• TASK: Look for "this" in each line of the entries, and return the matching lines.

::: DATA LISTING :::

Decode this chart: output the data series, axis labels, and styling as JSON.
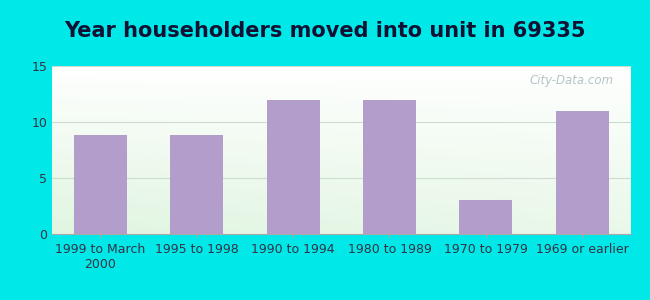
{
  "title": "Year householders moved into unit in 69335",
  "categories": [
    "1999 to March\n2000",
    "1995 to 1998",
    "1990 to 1994",
    "1980 to 1989",
    "1970 to 1979",
    "1969 or earlier"
  ],
  "values": [
    8.8,
    8.8,
    12.0,
    12.0,
    3.0,
    11.0
  ],
  "bar_color": "#b39dca",
  "ylim": [
    0,
    15
  ],
  "yticks": [
    0,
    5,
    10,
    15
  ],
  "background_outer": "#00e8e8",
  "grid_color": "#e0e0e0",
  "title_fontsize": 15,
  "tick_fontsize": 9,
  "watermark": "City-Data.com",
  "watermark_color": "#aabbbb",
  "title_color": "#111133"
}
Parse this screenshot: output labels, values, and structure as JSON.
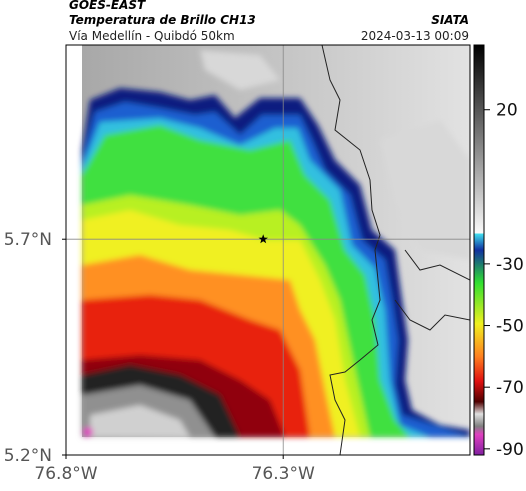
{
  "header": {
    "source": "GOES-EAST",
    "title": "Temperatura de Brillo CH13",
    "subtitle": "Vía Medellín - Quibdó 50km",
    "agency": "SIATA",
    "timestamp": "2024-03-13 00:09"
  },
  "map": {
    "lon_range": [
      -76.8,
      -75.87
    ],
    "lat_range": [
      5.2,
      6.15
    ],
    "xticks": [
      {
        "value": -76.8,
        "label": "76.8°W"
      },
      {
        "value": -76.3,
        "label": "76.3°W"
      }
    ],
    "yticks": [
      {
        "value": 5.2,
        "label": "5.2°N"
      },
      {
        "value": 5.7,
        "label": "5.7°N"
      }
    ],
    "grid": true,
    "marker": {
      "lon": -76.346,
      "lat": 5.7
    }
  },
  "colorbar": {
    "range": [
      -92,
      41
    ],
    "ticks": [
      20,
      -30,
      -50,
      -70,
      -90
    ]
  }
}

:::

• WRITTEN SOLUTION:
Decode this chart: output the data series, axis labels, and styling as JSON.
Parse this screenshot: output labels, values, and structure as JSON.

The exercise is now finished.